* _INSTRUCTION_
Show every line containing "status" by copying it.

[Data excerpts]
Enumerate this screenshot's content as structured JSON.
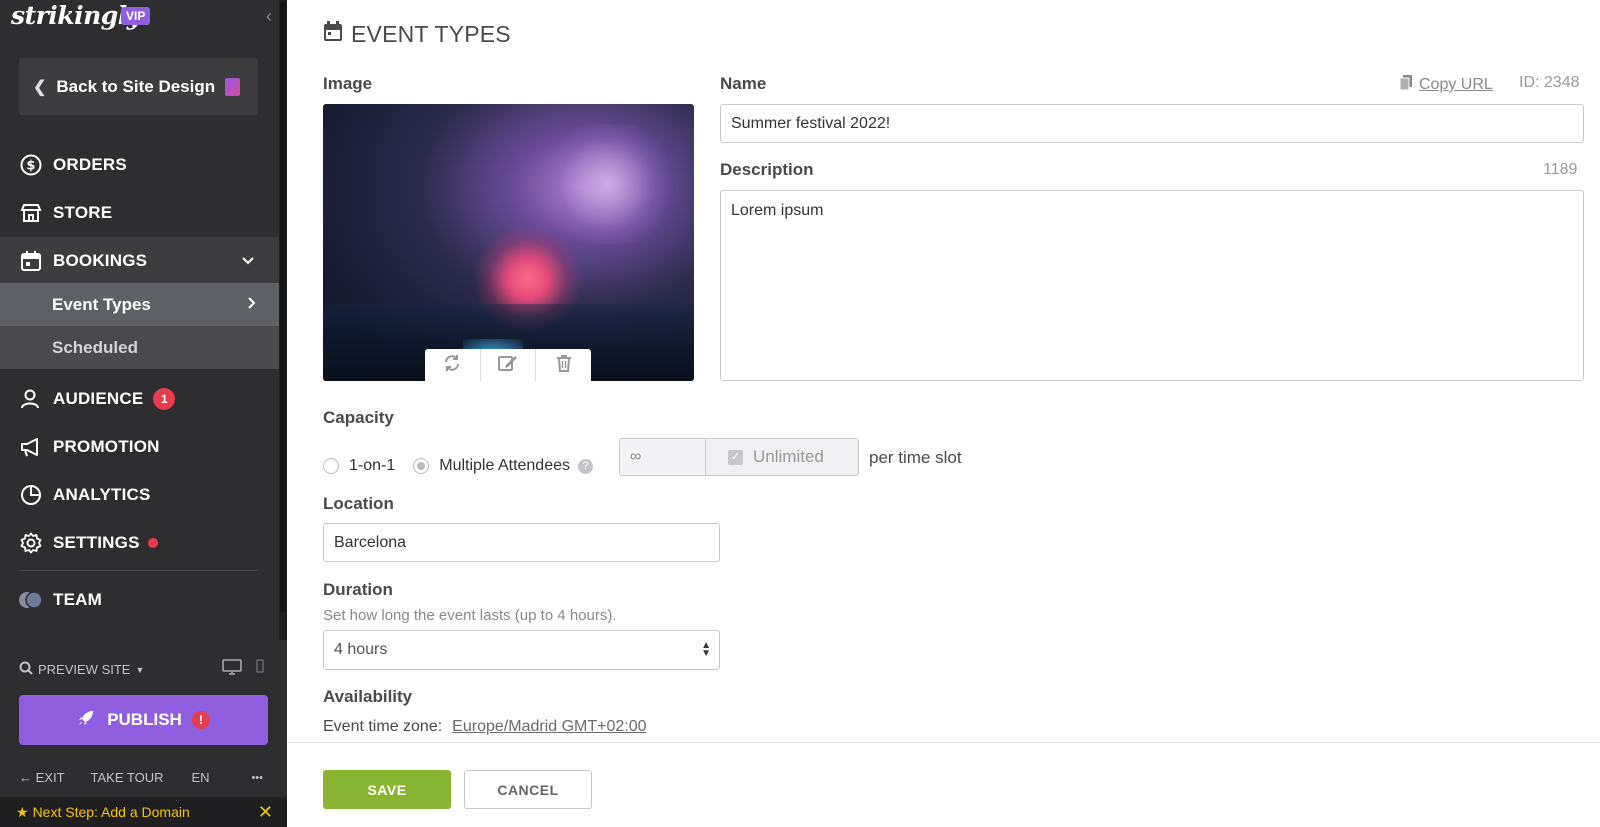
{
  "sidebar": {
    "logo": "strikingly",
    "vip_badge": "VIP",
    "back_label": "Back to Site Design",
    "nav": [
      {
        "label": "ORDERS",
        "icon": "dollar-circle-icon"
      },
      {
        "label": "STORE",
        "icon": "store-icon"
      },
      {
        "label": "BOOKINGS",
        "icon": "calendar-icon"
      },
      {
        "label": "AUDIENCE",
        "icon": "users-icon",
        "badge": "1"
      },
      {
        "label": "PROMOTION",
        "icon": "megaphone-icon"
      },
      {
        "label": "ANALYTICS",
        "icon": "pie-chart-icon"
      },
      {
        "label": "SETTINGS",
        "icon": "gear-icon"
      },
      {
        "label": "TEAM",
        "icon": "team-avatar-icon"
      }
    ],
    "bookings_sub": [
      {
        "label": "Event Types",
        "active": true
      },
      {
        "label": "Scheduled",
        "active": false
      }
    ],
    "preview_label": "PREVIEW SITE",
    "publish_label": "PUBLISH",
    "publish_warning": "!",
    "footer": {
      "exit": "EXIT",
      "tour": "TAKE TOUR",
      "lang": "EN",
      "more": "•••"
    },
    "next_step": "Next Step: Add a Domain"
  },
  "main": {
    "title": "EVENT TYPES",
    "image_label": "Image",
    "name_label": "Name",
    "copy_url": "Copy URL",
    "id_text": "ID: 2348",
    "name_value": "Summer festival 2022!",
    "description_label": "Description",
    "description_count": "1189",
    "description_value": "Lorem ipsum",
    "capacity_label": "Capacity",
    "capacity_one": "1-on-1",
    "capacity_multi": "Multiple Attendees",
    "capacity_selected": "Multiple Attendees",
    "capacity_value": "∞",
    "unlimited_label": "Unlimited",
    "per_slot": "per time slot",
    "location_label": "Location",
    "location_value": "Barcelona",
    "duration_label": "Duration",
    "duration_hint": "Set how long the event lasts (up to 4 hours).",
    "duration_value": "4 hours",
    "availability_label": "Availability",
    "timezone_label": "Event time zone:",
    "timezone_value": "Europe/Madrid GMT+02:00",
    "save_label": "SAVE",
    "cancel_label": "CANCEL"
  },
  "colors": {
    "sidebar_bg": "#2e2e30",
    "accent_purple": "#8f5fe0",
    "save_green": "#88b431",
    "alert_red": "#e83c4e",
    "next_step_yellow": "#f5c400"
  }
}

* * *

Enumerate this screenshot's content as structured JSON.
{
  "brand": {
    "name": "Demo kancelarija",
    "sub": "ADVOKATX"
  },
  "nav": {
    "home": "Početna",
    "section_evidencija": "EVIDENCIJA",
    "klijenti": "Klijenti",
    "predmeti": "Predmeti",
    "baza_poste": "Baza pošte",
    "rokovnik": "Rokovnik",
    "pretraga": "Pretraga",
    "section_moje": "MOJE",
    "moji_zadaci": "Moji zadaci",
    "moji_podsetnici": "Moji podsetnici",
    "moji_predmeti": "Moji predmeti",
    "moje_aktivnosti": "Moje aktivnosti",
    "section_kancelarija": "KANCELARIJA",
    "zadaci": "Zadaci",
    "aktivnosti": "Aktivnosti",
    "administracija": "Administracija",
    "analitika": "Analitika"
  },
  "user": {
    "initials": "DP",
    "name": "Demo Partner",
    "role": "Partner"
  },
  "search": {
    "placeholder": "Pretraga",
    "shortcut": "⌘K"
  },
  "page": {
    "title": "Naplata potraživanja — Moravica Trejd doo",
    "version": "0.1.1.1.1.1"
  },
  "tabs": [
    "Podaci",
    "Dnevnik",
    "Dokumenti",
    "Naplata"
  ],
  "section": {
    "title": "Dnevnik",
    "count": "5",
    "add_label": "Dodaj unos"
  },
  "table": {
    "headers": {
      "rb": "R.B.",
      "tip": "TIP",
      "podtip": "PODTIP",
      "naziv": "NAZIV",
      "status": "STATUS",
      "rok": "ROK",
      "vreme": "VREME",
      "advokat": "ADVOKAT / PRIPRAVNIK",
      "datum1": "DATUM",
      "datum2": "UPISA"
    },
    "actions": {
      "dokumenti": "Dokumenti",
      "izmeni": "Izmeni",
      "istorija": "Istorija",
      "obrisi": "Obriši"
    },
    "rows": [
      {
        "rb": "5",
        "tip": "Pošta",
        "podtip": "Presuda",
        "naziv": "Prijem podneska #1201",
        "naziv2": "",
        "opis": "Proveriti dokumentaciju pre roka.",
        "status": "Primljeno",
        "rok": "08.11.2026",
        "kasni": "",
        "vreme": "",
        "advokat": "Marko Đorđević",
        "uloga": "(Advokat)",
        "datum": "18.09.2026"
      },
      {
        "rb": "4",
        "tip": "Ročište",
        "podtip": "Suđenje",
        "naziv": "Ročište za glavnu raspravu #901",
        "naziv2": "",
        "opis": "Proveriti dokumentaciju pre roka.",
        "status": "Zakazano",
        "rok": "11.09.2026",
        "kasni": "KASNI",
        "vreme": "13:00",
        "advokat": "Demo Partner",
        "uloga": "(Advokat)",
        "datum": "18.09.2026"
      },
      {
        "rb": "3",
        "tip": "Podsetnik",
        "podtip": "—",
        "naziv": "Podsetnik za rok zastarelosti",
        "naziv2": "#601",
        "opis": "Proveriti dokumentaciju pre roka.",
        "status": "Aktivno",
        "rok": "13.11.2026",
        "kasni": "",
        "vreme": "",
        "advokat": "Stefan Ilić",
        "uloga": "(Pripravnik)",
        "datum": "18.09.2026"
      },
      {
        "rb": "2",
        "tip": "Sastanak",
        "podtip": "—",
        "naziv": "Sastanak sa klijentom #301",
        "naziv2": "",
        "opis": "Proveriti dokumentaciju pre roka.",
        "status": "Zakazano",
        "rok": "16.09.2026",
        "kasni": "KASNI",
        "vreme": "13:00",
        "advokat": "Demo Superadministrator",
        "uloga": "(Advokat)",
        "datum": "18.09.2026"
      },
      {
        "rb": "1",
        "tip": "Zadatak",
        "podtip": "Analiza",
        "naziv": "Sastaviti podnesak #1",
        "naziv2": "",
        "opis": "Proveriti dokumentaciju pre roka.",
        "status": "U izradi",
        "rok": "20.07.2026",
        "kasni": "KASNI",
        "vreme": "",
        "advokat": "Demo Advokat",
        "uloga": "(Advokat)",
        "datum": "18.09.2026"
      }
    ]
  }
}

* _RESULT_
      "status": "STATUS",
        "status": "Primljeno",
        "status": "Zakazano",
        "status": "Aktivno",
        "status": "Zakazano",
        "status": "U izradi",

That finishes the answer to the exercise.